__Items__:
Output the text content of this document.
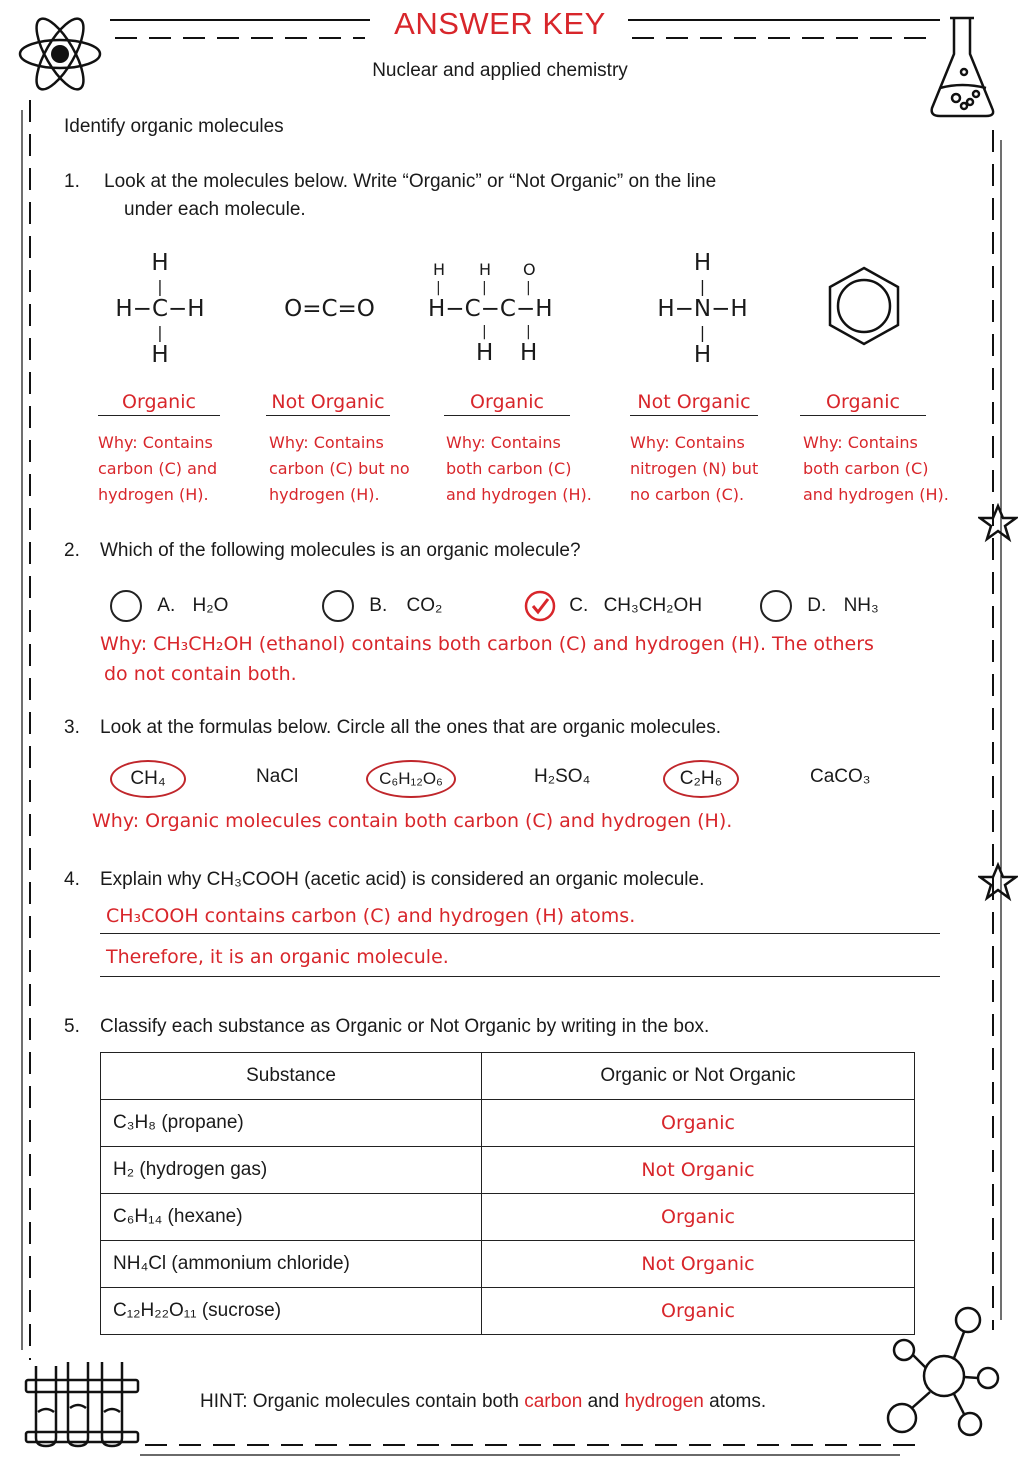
ANSWER KEY
Nuclear and applied chemistry
Identify organic molecules
1. Look at the molecules below. Write “Organic” or “Not Organic” on the line
under each molecule.
H
|
H−C−H
|
H
O=C=O
H H O
|	|	|
H−C−C−H
|	|
H H
H
|
H−N−H
|
H
Organic	Not Organic	Organic	Not Organic	Organic
Why: Contains
carbon (C) and
hydrogen (H).
Why: Contains
carbon (C) but no
hydrogen (H).
Why: Contains
both carbon (C)
and hydrogen (H).
Why: Contains
nitrogen (N) but
no carbon (C).
Why: Contains
both carbon (C)
and hydrogen (H).
2. Which of the following molecules is an organic molecule?
A. H₂O	B. CO₂	C. CH₃CH₂OH	D. NH₃
Why: CH₃CH₂OH (ethanol) contains both carbon (C) and hydrogen (H). The others
do not contain both.
3. Look at the formulas below. Circle all the ones that are organic molecules.
CH₄	NaCl	C₆H₁₂O₆	H₂SO₄	C₂H₆	CaCO₃
Why: Organic molecules contain both carbon (C) and hydrogen (H).
4. Explain why CH₃COOH (acetic acid) is considered an organic molecule.
CH₃COOH contains carbon (C) and hydrogen (H) atoms.
Therefore, it is an organic molecule.
5. Classify each substance as Organic or Not Organic by writing in the box.
Substance	Organic or Not Organic
C₃H₈ (propane)	Organic
H₂ (hydrogen gas)	Not Organic
C₆H₁₄ (hexane)	Organic
NH₄Cl (ammonium chloride)	Not Organic
C₁₂H₂₂O₁₁ (sucrose)	Organic
HINT: Organic molecules contain both carbon and hydrogen atoms.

__Given problem__:
Look through the data above. Copy every line with the string "below" in it.

__Full response__:
1. Look at the molecules below. Write “Organic” or “Not Organic” on the line
3. Look at the formulas below. Circle all the ones that are organic molecules.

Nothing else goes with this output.